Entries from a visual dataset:
—————

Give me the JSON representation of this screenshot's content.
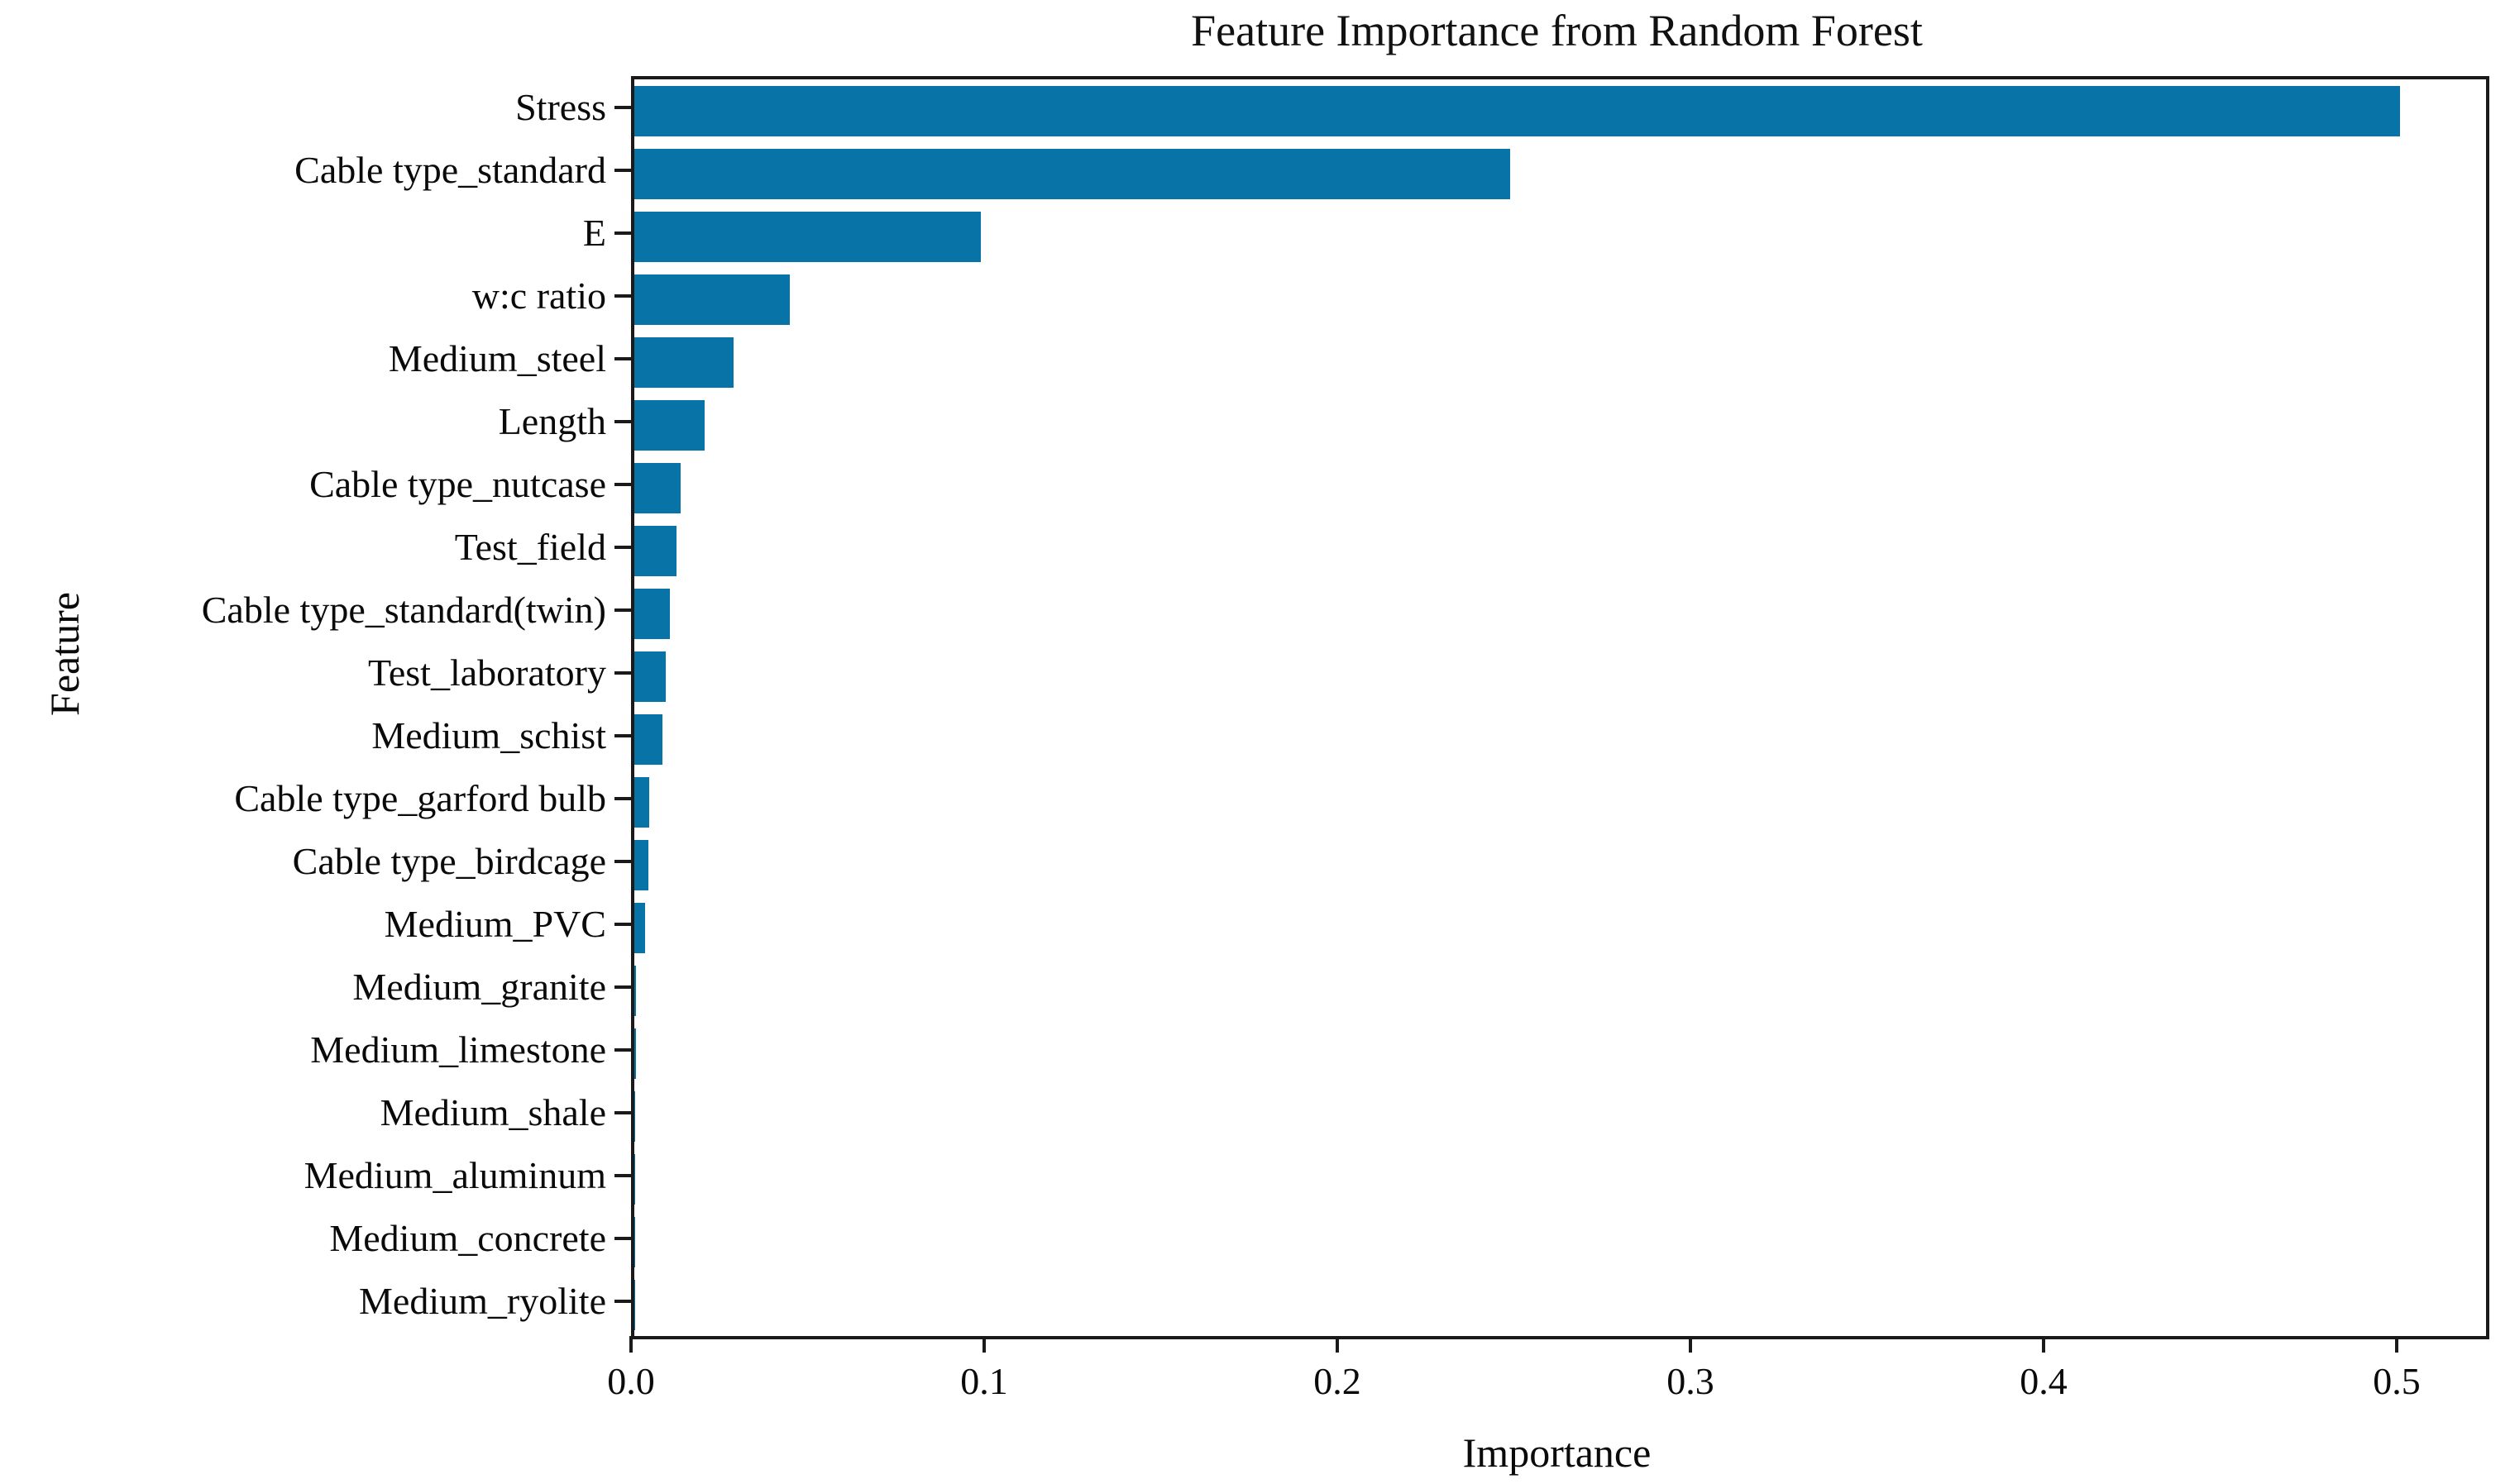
{
  "chart_data": {
    "type": "bar",
    "orientation": "horizontal",
    "title": "Feature Importance from Random Forest",
    "xlabel": "Importance",
    "ylabel": "Feature",
    "categories": [
      "Stress",
      "Cable type_standard",
      "E",
      "w:c ratio",
      "Medium_steel",
      "Length",
      "Cable type_nutcase",
      "Test_field",
      "Cable type_standard(twin)",
      "Test_laboratory",
      "Medium_schist",
      "Cable type_garford bulb",
      "Cable type_birdcage",
      "Medium_PVC",
      "Medium_granite",
      "Medium_limestone",
      "Medium_shale",
      "Medium_aluminum",
      "Medium_concrete",
      "Medium_ryolite"
    ],
    "values": [
      0.5,
      0.248,
      0.098,
      0.044,
      0.028,
      0.02,
      0.013,
      0.012,
      0.01,
      0.009,
      0.008,
      0.0042,
      0.004,
      0.003,
      0.0005,
      0.0004,
      0.0003,
      0.0002,
      0.0002,
      0.0001
    ],
    "xlim": [
      0,
      0.5243
    ],
    "xticks": [
      0.0,
      0.1,
      0.2,
      0.3,
      0.4,
      0.5
    ],
    "xtick_labels": [
      "0.0",
      "0.1",
      "0.2",
      "0.3",
      "0.4",
      "0.5"
    ],
    "grid": false,
    "legend": "none",
    "bar_color": "#0873a6",
    "spine_color": "#1a1a1a",
    "text_color": "#0a0a0a",
    "background_color": "#ffffff"
  }
}
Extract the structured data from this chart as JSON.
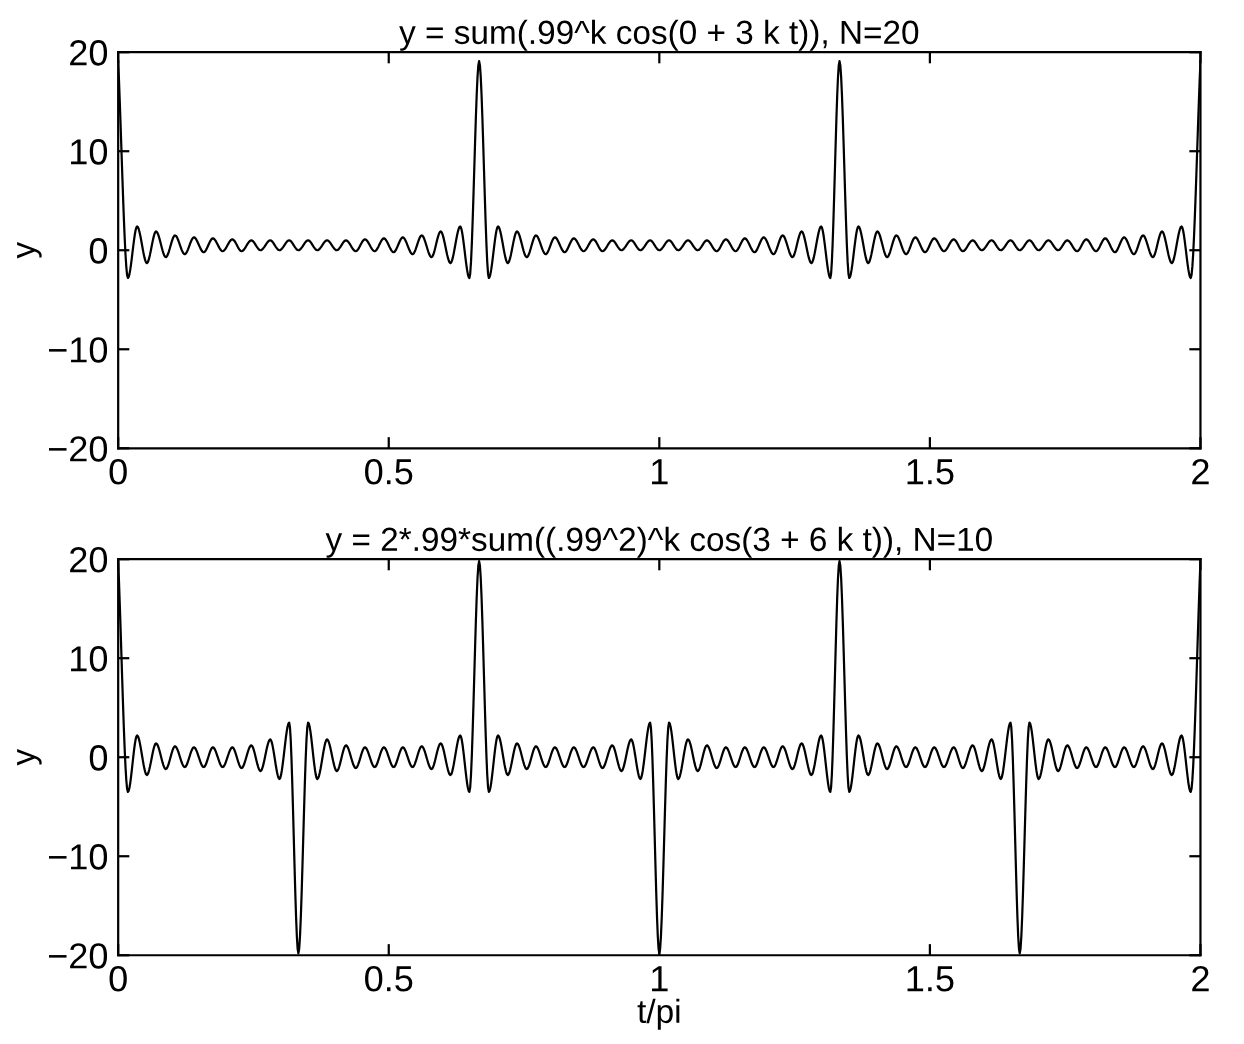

—————

Locate all lines in the listing above with the word "Cable" and copy them.

      "Cable type_standard",
      "Cable type_nutcase",
      "Cable type_standard(twin)",
      "Cable type_garford bulb",
      "Cable type_birdcage",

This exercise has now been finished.